-- Do this --
In the listing below, pick out lines with "Оптимальное".

──────────

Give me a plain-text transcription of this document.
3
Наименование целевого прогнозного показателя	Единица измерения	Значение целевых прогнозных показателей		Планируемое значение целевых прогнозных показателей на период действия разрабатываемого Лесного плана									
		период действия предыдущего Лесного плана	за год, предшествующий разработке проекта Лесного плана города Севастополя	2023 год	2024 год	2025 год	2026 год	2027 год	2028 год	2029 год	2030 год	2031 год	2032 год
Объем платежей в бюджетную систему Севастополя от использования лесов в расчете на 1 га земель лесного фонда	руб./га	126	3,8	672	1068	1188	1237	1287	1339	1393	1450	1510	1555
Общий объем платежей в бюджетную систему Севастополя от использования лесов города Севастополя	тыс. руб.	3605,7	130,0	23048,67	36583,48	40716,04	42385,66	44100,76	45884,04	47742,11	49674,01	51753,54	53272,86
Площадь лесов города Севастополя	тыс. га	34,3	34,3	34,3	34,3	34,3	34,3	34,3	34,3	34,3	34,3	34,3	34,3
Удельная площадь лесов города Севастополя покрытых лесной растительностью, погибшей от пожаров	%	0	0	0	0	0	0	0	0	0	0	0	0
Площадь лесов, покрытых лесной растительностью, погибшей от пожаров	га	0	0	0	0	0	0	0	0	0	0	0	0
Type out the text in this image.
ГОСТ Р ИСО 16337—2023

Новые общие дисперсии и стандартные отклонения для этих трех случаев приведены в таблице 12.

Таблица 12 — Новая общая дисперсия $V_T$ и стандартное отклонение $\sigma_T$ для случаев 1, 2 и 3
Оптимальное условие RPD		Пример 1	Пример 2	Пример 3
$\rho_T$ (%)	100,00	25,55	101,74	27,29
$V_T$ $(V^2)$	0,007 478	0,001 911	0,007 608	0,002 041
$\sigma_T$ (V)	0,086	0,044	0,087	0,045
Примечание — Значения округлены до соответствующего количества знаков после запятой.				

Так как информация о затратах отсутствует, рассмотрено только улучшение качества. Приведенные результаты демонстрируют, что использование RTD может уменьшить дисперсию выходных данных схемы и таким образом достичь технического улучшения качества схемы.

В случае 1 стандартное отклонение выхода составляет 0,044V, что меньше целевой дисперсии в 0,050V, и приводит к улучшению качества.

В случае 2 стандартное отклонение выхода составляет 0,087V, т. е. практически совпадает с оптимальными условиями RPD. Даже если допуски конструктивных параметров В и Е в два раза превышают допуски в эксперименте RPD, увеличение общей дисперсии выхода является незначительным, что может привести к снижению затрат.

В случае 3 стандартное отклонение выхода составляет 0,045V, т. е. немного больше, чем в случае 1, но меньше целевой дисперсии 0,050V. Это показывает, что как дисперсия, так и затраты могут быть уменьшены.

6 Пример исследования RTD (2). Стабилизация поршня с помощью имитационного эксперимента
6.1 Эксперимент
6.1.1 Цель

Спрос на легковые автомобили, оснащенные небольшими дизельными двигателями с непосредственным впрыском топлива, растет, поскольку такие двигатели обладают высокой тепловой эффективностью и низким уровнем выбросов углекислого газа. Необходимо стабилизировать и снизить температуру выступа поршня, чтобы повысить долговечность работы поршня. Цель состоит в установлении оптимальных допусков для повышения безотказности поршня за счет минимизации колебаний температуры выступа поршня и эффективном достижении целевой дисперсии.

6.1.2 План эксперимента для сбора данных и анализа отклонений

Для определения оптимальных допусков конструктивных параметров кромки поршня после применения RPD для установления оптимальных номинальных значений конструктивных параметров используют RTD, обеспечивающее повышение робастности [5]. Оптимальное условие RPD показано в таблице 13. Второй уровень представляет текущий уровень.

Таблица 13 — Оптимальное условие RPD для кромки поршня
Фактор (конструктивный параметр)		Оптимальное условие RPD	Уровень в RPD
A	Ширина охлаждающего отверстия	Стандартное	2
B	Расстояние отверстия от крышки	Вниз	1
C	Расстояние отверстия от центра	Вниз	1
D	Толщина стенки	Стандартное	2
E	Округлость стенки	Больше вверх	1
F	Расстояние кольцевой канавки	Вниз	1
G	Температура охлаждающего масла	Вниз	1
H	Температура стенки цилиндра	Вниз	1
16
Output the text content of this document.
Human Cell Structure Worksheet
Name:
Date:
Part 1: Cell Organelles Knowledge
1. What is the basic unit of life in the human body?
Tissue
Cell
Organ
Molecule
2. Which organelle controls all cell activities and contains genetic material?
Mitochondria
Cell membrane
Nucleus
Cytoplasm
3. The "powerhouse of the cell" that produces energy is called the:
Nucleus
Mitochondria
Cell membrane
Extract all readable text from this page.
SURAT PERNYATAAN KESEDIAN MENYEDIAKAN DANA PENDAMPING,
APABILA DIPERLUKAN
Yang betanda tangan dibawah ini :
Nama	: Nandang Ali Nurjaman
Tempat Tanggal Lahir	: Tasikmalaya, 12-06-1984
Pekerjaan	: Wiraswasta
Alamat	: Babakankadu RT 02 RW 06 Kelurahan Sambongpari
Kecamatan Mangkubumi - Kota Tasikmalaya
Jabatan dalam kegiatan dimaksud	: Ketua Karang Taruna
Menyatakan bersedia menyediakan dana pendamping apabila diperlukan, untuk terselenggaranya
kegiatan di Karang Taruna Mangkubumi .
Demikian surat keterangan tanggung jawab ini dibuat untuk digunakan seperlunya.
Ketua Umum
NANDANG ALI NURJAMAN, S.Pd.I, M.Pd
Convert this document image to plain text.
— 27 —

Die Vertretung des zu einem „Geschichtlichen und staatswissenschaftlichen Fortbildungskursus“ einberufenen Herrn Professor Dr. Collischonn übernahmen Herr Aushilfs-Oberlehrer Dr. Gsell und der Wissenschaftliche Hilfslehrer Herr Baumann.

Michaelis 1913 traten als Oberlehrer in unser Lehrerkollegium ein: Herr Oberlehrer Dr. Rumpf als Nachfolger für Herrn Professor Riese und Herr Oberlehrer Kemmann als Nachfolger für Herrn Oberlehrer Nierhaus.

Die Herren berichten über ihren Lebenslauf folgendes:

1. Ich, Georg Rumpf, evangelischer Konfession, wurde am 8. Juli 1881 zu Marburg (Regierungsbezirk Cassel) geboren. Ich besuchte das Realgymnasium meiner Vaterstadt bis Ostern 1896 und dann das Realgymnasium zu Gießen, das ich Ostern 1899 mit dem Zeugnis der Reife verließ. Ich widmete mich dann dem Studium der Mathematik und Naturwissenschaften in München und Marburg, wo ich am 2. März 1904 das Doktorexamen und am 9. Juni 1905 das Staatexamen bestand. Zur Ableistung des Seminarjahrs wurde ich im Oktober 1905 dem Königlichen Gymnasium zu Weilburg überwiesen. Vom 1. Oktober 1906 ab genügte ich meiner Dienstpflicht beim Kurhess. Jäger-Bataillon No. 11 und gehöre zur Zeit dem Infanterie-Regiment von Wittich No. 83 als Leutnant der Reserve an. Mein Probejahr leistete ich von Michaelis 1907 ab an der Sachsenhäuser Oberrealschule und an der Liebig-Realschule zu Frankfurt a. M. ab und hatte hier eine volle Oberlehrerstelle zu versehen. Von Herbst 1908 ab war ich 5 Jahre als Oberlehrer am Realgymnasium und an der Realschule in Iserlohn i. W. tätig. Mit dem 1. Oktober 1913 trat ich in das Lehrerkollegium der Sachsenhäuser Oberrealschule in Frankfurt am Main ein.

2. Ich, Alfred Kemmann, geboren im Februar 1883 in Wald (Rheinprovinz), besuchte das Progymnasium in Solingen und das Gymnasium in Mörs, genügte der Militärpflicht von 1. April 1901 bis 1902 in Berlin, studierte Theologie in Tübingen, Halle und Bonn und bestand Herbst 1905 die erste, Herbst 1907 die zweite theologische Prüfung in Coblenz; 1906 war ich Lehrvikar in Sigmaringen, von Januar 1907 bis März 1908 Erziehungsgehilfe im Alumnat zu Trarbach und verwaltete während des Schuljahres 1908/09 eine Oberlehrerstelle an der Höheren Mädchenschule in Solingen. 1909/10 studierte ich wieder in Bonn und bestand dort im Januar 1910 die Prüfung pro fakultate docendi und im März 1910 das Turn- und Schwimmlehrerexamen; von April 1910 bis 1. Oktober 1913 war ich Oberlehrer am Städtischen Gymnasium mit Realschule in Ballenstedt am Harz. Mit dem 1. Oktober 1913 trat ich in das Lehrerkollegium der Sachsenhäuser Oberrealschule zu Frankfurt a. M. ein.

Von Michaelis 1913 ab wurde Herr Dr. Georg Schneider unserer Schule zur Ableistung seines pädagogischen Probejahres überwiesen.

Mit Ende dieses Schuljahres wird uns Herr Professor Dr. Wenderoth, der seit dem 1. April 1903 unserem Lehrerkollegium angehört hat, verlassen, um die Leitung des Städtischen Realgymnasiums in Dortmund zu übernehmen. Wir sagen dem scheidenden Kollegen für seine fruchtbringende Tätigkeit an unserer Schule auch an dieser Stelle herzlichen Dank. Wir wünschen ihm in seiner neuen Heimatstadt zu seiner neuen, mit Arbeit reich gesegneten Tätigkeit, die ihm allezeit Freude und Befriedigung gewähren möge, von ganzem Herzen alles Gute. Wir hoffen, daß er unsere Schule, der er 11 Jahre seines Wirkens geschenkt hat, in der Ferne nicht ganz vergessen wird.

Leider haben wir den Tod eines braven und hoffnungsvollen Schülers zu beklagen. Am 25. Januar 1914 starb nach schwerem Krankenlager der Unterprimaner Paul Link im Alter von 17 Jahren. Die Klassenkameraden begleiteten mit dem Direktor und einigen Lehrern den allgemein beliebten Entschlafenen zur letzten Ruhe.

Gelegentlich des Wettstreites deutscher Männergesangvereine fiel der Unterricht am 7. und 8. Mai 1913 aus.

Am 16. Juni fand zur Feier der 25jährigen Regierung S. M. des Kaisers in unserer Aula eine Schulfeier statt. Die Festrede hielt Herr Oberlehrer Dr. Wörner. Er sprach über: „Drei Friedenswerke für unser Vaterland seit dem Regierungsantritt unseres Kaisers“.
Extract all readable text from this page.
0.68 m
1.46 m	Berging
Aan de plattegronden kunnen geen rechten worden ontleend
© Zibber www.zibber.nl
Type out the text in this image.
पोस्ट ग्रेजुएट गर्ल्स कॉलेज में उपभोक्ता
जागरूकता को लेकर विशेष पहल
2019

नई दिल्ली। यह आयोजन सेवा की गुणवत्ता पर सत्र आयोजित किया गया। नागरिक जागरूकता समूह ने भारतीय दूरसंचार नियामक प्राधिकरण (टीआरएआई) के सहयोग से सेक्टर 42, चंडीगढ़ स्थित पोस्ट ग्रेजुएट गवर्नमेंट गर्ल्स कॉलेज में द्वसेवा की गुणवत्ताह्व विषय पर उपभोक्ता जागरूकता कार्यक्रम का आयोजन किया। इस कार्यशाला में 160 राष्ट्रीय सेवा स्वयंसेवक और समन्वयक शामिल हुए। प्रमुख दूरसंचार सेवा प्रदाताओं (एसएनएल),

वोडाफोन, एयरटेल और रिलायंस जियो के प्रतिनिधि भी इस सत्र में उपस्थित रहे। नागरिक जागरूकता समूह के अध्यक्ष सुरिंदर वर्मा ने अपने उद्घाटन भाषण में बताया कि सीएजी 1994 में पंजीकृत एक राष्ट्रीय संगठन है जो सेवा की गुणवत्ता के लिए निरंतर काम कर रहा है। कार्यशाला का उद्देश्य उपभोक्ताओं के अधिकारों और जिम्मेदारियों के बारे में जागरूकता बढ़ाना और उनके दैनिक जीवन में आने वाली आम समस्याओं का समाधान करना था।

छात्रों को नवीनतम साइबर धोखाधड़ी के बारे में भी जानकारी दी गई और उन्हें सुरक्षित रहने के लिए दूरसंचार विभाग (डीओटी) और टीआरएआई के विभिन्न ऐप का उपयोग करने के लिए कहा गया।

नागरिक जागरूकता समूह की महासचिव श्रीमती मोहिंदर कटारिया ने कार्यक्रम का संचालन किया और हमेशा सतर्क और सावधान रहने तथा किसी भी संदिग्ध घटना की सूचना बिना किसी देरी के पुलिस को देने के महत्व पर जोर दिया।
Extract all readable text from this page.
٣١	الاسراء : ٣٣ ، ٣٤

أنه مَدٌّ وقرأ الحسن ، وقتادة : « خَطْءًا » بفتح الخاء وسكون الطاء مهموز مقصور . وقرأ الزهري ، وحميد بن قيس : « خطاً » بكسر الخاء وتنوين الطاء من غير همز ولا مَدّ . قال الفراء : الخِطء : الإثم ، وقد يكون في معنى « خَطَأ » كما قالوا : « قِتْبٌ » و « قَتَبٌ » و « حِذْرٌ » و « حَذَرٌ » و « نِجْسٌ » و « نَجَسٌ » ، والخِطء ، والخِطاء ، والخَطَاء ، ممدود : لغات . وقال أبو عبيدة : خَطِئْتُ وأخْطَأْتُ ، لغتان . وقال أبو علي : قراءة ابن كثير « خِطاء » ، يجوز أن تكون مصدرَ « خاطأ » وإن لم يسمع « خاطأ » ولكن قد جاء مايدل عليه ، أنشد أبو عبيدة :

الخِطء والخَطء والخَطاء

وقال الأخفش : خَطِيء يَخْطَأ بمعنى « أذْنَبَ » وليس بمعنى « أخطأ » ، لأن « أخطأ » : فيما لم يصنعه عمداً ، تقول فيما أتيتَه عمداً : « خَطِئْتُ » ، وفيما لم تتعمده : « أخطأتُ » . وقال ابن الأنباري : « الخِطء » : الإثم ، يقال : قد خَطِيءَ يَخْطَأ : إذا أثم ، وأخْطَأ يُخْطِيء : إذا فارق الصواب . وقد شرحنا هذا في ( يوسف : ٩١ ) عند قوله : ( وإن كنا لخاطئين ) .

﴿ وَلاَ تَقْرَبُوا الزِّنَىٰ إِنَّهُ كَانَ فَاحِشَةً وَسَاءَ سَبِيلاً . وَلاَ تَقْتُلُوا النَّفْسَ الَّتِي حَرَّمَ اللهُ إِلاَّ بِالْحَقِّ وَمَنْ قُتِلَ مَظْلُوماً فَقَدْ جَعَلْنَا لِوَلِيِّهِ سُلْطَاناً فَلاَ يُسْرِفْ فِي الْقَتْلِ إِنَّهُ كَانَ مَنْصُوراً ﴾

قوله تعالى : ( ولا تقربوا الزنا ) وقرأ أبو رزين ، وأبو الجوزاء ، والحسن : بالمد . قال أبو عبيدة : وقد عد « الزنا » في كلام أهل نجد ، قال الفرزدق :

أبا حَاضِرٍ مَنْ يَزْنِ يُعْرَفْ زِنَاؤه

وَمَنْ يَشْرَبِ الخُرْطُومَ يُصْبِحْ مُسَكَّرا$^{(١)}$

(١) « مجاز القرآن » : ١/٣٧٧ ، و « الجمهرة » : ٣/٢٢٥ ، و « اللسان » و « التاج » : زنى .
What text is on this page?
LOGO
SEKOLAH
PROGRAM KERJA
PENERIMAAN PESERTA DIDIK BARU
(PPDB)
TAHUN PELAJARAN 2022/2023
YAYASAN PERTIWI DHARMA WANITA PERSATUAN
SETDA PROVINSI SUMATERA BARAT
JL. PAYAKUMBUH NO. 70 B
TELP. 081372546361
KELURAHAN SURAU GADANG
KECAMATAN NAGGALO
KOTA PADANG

──────────

-- Result --
Оптимальное условие RPD		Пример 1	Пример 2	Пример 3
Для определения оптимальных допусков конструктивных параметров кромки поршня после применения RPD для установления оптимальных номинальных значений конструктивных параметров используют RTD, обеспечивающее повышение робастности [5]. Оптимальное условие RPD показано в таблице 13. Второй уровень представляет текущий уровень.
Таблица 13 — Оптимальное условие RPD для кромки поршня
Фактор (конструктивный параметр)		Оптимальное условие RPD	Уровень в RPD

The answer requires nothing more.